• PROBLEM DETAILS: Quote every line as given.

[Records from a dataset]
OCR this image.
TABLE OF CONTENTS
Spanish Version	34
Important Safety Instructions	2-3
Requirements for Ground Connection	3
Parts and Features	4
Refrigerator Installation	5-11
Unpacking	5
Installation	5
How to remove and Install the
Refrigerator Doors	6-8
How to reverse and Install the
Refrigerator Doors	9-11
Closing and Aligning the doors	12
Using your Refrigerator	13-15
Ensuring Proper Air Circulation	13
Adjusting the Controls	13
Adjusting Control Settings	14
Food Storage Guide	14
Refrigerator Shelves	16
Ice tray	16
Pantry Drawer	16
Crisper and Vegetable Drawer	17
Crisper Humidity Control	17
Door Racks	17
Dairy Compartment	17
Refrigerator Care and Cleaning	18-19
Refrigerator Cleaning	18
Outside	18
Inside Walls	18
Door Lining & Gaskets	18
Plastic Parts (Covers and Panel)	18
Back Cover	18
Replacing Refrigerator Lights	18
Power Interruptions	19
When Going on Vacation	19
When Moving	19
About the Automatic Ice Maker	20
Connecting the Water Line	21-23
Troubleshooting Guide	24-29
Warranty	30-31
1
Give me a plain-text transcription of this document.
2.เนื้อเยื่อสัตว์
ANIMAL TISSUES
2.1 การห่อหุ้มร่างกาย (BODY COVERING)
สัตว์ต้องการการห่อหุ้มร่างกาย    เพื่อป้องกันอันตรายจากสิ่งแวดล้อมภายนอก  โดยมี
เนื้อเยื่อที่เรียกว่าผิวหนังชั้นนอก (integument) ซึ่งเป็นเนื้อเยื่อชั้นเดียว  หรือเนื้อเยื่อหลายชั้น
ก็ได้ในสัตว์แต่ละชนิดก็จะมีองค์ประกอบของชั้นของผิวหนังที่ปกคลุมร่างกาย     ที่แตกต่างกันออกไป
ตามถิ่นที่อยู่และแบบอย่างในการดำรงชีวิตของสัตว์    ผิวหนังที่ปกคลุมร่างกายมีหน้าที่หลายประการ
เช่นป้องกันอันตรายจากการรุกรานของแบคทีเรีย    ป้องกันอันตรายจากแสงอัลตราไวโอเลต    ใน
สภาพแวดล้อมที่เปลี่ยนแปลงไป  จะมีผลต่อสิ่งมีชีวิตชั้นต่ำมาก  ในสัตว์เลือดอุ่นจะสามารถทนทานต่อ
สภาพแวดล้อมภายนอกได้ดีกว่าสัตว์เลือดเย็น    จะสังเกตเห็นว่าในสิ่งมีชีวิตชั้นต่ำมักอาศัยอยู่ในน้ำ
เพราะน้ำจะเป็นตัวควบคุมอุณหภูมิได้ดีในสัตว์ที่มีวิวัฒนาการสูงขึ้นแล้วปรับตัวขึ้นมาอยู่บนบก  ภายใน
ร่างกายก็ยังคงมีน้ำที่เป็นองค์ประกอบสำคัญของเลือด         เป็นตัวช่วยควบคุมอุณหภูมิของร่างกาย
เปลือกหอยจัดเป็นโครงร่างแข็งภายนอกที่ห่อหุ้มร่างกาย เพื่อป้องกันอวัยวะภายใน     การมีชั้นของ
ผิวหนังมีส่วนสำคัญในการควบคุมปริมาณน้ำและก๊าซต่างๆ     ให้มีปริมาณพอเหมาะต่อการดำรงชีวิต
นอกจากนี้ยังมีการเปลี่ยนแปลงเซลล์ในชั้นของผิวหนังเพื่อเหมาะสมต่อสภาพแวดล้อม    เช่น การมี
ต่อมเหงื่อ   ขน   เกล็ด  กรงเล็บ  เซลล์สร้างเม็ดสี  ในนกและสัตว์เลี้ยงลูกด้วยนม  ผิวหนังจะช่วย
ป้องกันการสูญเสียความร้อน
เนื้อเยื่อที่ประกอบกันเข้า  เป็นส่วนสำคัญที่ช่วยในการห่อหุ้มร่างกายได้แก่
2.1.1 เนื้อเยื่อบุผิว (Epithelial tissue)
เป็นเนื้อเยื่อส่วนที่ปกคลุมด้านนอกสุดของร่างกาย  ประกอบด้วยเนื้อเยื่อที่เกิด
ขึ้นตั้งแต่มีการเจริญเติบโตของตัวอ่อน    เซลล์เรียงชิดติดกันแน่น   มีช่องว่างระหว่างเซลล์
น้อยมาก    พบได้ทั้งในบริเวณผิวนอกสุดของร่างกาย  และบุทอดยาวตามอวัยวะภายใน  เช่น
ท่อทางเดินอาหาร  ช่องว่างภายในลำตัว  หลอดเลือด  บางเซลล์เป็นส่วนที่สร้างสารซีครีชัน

• RESPONSE TO THIS TASK:
OCR this image.
TABLE OF CONTENTS
Spanish Version	34
Important Safety Instructions	2-3
Requirements for Ground Connection	3
Parts and Features	4
Refrigerator Installation	5-11
Unpacking	5
Installation	5
How to remove and Install the
Refrigerator Doors	6-8
How to reverse and Install the
Refrigerator Doors	9-11
Closing and Aligning the doors	12
Using your Refrigerator	13-15
Ensuring Proper Air Circulation	13
Adjusting the Controls	13
Adjusting Control Settings	14
Food Storage Guide	14
Refrigerator Shelves	16
Ice tray	16
Pantry Drawer	16
Crisper and Vegetable Drawer	17
Crisper Humidity Control	17
Door Racks	17
Dairy Compartment	17
Refrigerator Care and Cleaning	18-19
Refrigerator Cleaning	18
Outside	18
Inside Walls	18
Door Lining & Gaskets	18
Plastic Parts (Covers and Panel)	18
Back Cover	18
Replacing Refrigerator Lights	18
Power Interruptions	19
When Going on Vacation	19
When Moving	19
About the Automatic Ice Maker	20
Connecting the Water Line	21-23
Troubleshooting Guide	24-29
Warranty	30-31
1
Give me a plain-text transcription of this document.
2.เนื้อเยื่อสัตว์
ANIMAL TISSUES
2.1 การห่อหุ้มร่างกาย (BODY COVERING)
สัตว์ต้องการการห่อหุ้มร่างกาย    เพื่อป้องกันอันตรายจากสิ่งแวดล้อมภายนอก  โดยมี
เนื้อเยื่อที่เรียกว่าผิวหนังชั้นนอก (integument) ซึ่งเป็นเนื้อเยื่อชั้นเดียว  หรือเนื้อเยื่อหลายชั้น
ก็ได้ในสัตว์แต่ละชนิดก็จะมีองค์ประกอบของชั้นของผิวหนังที่ปกคลุมร่างกาย     ที่แตกต่างกันออกไป
ตามถิ่นที่อยู่และแบบอย่างในการดำรงชีวิตของสัตว์    ผิวหนังที่ปกคลุมร่างกายมีหน้าที่หลายประการ
เช่นป้องกันอันตรายจากการรุกรานของแบคทีเรีย    ป้องกันอันตรายจากแสงอัลตราไวโอเลต    ใน
สภาพแวดล้อมที่เปลี่ยนแปลงไป  จะมีผลต่อสิ่งมีชีวิตชั้นต่ำมาก  ในสัตว์เลือดอุ่นจะสามารถทนทานต่อ
สภาพแวดล้อมภายนอกได้ดีกว่าสัตว์เลือดเย็น    จะสังเกตเห็นว่าในสิ่งมีชีวิตชั้นต่ำมักอาศัยอยู่ในน้ำ
เพราะน้ำจะเป็นตัวควบคุมอุณหภูมิได้ดีในสัตว์ที่มีวิวัฒนาการสูงขึ้นแล้วปรับตัวขึ้นมาอยู่บนบก  ภายใน
ร่างกายก็ยังคงมีน้ำที่เป็นองค์ประกอบสำคัญของเลือด         เป็นตัวช่วยควบคุมอุณหภูมิของร่างกาย
เปลือกหอยจัดเป็นโครงร่างแข็งภายนอกที่ห่อหุ้มร่างกาย เพื่อป้องกันอวัยวะภายใน     การมีชั้นของ
ผิวหนังมีส่วนสำคัญในการควบคุมปริมาณน้ำและก๊าซต่างๆ     ให้มีปริมาณพอเหมาะต่อการดำรงชีวิต
นอกจากนี้ยังมีการเปลี่ยนแปลงเซลล์ในชั้นของผิวหนังเพื่อเหมาะสมต่อสภาพแวดล้อม    เช่น การมี
ต่อมเหงื่อ   ขน   เกล็ด  กรงเล็บ  เซลล์สร้างเม็ดสี  ในนกและสัตว์เลี้ยงลูกด้วยนม  ผิวหนังจะช่วย
ป้องกันการสูญเสียความร้อน
เนื้อเยื่อที่ประกอบกันเข้า  เป็นส่วนสำคัญที่ช่วยในการห่อหุ้มร่างกายได้แก่
2.1.1 เนื้อเยื่อบุผิว (Epithelial tissue)
เป็นเนื้อเยื่อส่วนที่ปกคลุมด้านนอกสุดของร่างกาย  ประกอบด้วยเนื้อเยื่อที่เกิด
ขึ้นตั้งแต่มีการเจริญเติบโตของตัวอ่อน    เซลล์เรียงชิดติดกันแน่น   มีช่องว่างระหว่างเซลล์
น้อยมาก    พบได้ทั้งในบริเวณผิวนอกสุดของร่างกาย  และบุทอดยาวตามอวัยวะภายใน  เช่น
ท่อทางเดินอาหาร  ช่องว่างภายในลำตัว  หลอดเลือด  บางเซลล์เป็นส่วนที่สร้างสารซีครีชัน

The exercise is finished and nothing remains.